Stored items:
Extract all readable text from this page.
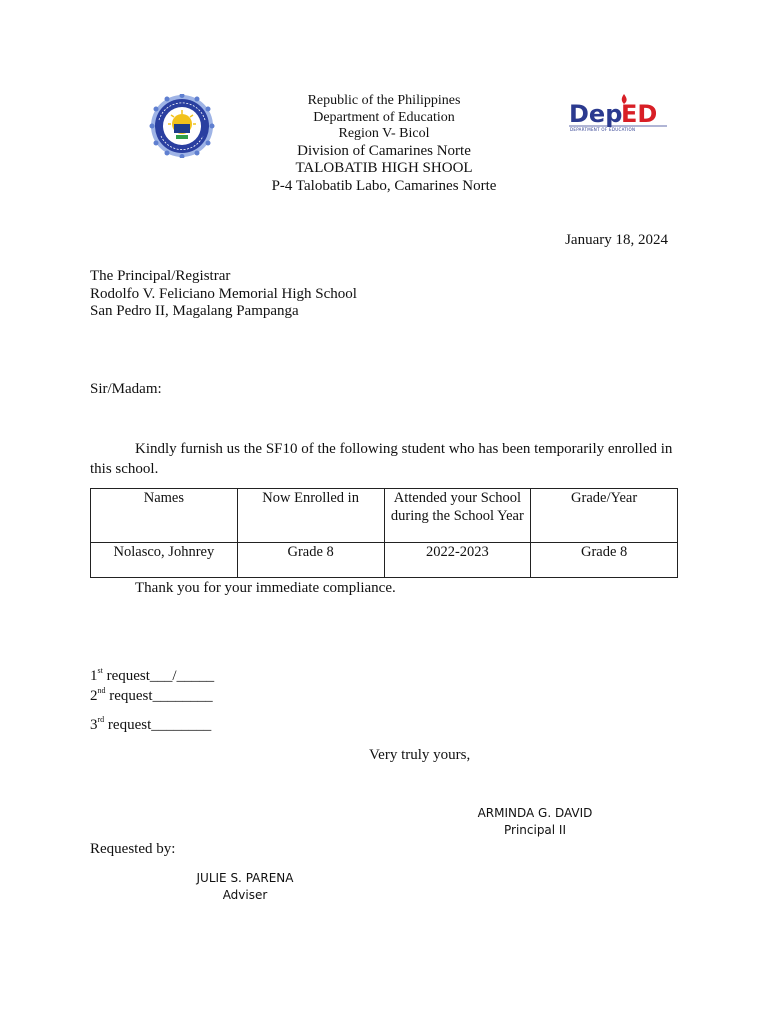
Dep
ED
DEPARTMENT OF EDUCATION
Republic of the Philippines
Department of Education
Region V- Bicol
Division of Camarines Norte
TALOBATIB HIGH SHOOL
P-4 Talobatib Labo, Camarines Norte
January 18, 2024
The Principal/Registrar
Rodolfo V. Feliciano Memorial High School
San Pedro II, Magalang Pampanga
Sir/Madam:
Kindly furnish us the SF10 of the following student who has been temporarily enrolled in
this school.
Names	Now Enrolled in	Attended your School during the School Year	Grade/Year
Nolasco, Johnrey	Grade 8	2022-2023	Grade 8
Thank you for your immediate compliance.
1st request___/_____
2nd request________
3rd request________
Very truly yours,
ARMINDA G. DAVID
Principal II
Requested by:
JULIE S. PARENA
Adviser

• _EXERCISE BRIEF_
Output the data exactly. Pictures don't belong in the result.

• _RESULT_
Extract all readable text from this page.
Dep
ED
DEPARTMENT OF EDUCATION
Republic of the Philippines
Department of Education
Region V- Bicol
Division of Camarines Norte
TALOBATIB HIGH SHOOL
P-4 Talobatib Labo, Camarines Norte
January 18, 2024
The Principal/Registrar
Rodolfo V. Feliciano Memorial High School
San Pedro II, Magalang Pampanga
Sir/Madam:
Kindly furnish us the SF10 of the following student who has been temporarily enrolled in
this school.
Names	Now Enrolled in	Attended your School during the School Year	Grade/Year
Nolasco, Johnrey	Grade 8	2022-2023	Grade 8
Thank you for your immediate compliance.
1st request___/_____
2nd request________
3rd request________
Very truly yours,
ARMINDA G. DAVID
Principal II
Requested by:
JULIE S. PARENA
Adviser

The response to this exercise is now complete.